Start of Extracted entries

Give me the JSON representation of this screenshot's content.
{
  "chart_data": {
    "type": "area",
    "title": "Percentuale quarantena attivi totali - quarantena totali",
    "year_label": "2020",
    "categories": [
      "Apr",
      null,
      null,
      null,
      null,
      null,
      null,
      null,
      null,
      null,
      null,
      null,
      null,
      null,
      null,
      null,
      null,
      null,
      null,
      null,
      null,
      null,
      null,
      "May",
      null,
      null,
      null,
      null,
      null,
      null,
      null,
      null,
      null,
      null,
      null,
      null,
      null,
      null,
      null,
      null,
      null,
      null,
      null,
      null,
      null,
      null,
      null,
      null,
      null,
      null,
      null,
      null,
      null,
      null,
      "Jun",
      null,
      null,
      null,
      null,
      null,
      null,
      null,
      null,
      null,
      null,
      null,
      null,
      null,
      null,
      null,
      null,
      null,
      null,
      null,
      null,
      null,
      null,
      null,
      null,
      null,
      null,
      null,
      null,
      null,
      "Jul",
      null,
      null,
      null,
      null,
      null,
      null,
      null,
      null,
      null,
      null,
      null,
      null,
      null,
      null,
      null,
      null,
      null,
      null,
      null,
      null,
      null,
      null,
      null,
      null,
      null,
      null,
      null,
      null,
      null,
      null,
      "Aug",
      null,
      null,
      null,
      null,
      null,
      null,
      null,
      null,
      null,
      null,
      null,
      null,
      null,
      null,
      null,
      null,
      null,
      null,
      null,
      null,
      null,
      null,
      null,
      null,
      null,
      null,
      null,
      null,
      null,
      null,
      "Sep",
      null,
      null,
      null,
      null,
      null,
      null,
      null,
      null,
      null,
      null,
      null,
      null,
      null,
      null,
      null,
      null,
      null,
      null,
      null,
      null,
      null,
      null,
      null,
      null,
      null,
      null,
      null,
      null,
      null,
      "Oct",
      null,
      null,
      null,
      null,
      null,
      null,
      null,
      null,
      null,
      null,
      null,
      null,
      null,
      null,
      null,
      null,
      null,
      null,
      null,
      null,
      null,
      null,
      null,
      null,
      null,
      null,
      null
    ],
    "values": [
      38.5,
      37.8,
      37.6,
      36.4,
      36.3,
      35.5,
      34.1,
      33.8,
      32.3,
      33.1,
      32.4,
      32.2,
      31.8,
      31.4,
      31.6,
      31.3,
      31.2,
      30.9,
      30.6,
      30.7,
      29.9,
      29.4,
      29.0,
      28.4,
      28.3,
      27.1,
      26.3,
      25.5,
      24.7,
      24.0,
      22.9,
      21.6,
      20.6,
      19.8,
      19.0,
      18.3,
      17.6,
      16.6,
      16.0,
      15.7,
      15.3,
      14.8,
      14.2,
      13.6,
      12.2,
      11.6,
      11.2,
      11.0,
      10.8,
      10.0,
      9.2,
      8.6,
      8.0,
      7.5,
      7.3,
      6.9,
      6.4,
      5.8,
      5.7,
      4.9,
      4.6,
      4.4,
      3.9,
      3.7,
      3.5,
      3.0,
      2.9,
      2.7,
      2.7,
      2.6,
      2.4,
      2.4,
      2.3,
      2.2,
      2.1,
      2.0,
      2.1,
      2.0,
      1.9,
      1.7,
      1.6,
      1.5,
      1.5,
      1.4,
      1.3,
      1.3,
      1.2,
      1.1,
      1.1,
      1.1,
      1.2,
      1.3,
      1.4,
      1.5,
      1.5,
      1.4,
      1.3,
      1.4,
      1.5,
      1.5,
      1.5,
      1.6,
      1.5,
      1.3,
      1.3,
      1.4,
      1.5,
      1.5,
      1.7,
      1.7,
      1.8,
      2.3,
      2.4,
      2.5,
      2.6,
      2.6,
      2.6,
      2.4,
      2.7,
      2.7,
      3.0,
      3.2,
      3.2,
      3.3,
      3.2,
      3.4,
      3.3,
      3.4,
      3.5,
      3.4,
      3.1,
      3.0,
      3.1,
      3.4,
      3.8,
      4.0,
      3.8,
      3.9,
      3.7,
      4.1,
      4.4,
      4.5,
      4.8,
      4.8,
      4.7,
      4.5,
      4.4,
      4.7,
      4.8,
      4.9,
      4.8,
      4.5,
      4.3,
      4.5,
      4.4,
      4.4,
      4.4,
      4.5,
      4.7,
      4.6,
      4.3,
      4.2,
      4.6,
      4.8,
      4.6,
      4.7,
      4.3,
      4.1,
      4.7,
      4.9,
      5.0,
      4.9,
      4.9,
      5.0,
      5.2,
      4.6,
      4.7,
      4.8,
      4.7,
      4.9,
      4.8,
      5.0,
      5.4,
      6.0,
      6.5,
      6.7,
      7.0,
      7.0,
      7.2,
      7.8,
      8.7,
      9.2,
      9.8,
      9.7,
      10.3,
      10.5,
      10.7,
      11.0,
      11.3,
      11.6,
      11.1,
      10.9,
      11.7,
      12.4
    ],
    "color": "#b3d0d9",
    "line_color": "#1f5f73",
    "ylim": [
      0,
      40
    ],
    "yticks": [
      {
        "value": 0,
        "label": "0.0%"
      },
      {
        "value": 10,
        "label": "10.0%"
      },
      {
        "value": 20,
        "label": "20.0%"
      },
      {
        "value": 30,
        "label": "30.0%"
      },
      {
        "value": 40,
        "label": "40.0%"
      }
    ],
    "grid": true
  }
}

End of Extracted entries

● **Direction**:
Give back all the data exactly as written.

● **Full output**:
Give me the JSON representation of this screenshot's content.
{
  "chart_data": {
    "type": "area",
    "title": "Percentuale quarantena attivi totali - quarantena totali",
    "year_label": "2020",
    "categories": [
      "Apr",
      null,
      null,
      null,
      null,
      null,
      null,
      null,
      null,
      null,
      null,
      null,
      null,
      null,
      null,
      null,
      null,
      null,
      null,
      null,
      null,
      null,
      null,
      "May",
      null,
      null,
      null,
      null,
      null,
      null,
      null,
      null,
      null,
      null,
      null,
      null,
      null,
      null,
      null,
      null,
      null,
      null,
      null,
      null,
      null,
      null,
      null,
      null,
      null,
      null,
      null,
      null,
      null,
      null,
      "Jun",
      null,
      null,
      null,
      null,
      null,
      null,
      null,
      null,
      null,
      null,
      null,
      null,
      null,
      null,
      null,
      null,
      null,
      null,
      null,
      null,
      null,
      null,
      null,
      null,
      null,
      null,
      null,
      null,
      null,
      "Jul",
      null,
      null,
      null,
      null,
      null,
      null,
      null,
      null,
      null,
      null,
      null,
      null,
      null,
      null,
      null,
      null,
      null,
      null,
      null,
      null,
      null,
      null,
      null,
      null,
      null,
      null,
      null,
      null,
      null,
      null,
      "Aug",
      null,
      null,
      null,
      null,
      null,
      null,
      null,
      null,
      null,
      null,
      null,
      null,
      null,
      null,
      null,
      null,
      null,
      null,
      null,
      null,
      null,
      null,
      null,
      null,
      null,
      null,
      null,
      null,
      null,
      null,
      "Sep",
      null,
      null,
      null,
      null,
      null,
      null,
      null,
      null,
      null,
      null,
      null,
      null,
      null,
      null,
      null,
      null,
      null,
      null,
      null,
      null,
      null,
      null,
      null,
      null,
      null,
      null,
      null,
      null,
      null,
      "Oct",
      null,
      null,
      null,
      null,
      null,
      null,
      null,
      null,
      null,
      null,
      null,
      null,
      null,
      null,
      null,
      null,
      null,
      null,
      null,
      null,
      null,
      null,
      null,
      null,
      null,
      null,
      null
    ],
    "values": [
      38.5,
      37.8,
      37.6,
      36.4,
      36.3,
      35.5,
      34.1,
      33.8,
      32.3,
      33.1,
      32.4,
      32.2,
      31.8,
      31.4,
      31.6,
      31.3,
      31.2,
      30.9,
      30.6,
      30.7,
      29.9,
      29.4,
      29.0,
      28.4,
      28.3,
      27.1,
      26.3,
      25.5,
      24.7,
      24.0,
      22.9,
      21.6,
      20.6,
      19.8,
      19.0,
      18.3,
      17.6,
      16.6,
      16.0,
      15.7,
      15.3,
      14.8,
      14.2,
      13.6,
      12.2,
      11.6,
      11.2,
      11.0,
      10.8,
      10.0,
      9.2,
      8.6,
      8.0,
      7.5,
      7.3,
      6.9,
      6.4,
      5.8,
      5.7,
      4.9,
      4.6,
      4.4,
      3.9,
      3.7,
      3.5,
      3.0,
      2.9,
      2.7,
      2.7,
      2.6,
      2.4,
      2.4,
      2.3,
      2.2,
      2.1,
      2.0,
      2.1,
      2.0,
      1.9,
      1.7,
      1.6,
      1.5,
      1.5,
      1.4,
      1.3,
      1.3,
      1.2,
      1.1,
      1.1,
      1.1,
      1.2,
      1.3,
      1.4,
      1.5,
      1.5,
      1.4,
      1.3,
      1.4,
      1.5,
      1.5,
      1.5,
      1.6,
      1.5,
      1.3,
      1.3,
      1.4,
      1.5,
      1.5,
      1.7,
      1.7,
      1.8,
      2.3,
      2.4,
      2.5,
      2.6,
      2.6,
      2.6,
      2.4,
      2.7,
      2.7,
      3.0,
      3.2,
      3.2,
      3.3,
      3.2,
      3.4,
      3.3,
      3.4,
      3.5,
      3.4,
      3.1,
      3.0,
      3.1,
      3.4,
      3.8,
      4.0,
      3.8,
      3.9,
      3.7,
      4.1,
      4.4,
      4.5,
      4.8,
      4.8,
      4.7,
      4.5,
      4.4,
      4.7,
      4.8,
      4.9,
      4.8,
      4.5,
      4.3,
      4.5,
      4.4,
      4.4,
      4.4,
      4.5,
      4.7,
      4.6,
      4.3,
      4.2,
      4.6,
      4.8,
      4.6,
      4.7,
      4.3,
      4.1,
      4.7,
      4.9,
      5.0,
      4.9,
      4.9,
      5.0,
      5.2,
      4.6,
      4.7,
      4.8,
      4.7,
      4.9,
      4.8,
      5.0,
      5.4,
      6.0,
      6.5,
      6.7,
      7.0,
      7.0,
      7.2,
      7.8,
      8.7,
      9.2,
      9.8,
      9.7,
      10.3,
      10.5,
      10.7,
      11.0,
      11.3,
      11.6,
      11.1,
      10.9,
      11.7,
      12.4
    ],
    "color": "#b3d0d9",
    "line_color": "#1f5f73",
    "ylim": [
      0,
      40
    ],
    "yticks": [
      {
        "value": 0,
        "label": "0.0%"
      },
      {
        "value": 10,
        "label": "10.0%"
      },
      {
        "value": 20,
        "label": "20.0%"
      },
      {
        "value": 30,
        "label": "30.0%"
      },
      {
        "value": 40,
        "label": "40.0%"
      }
    ],
    "grid": true
  }
}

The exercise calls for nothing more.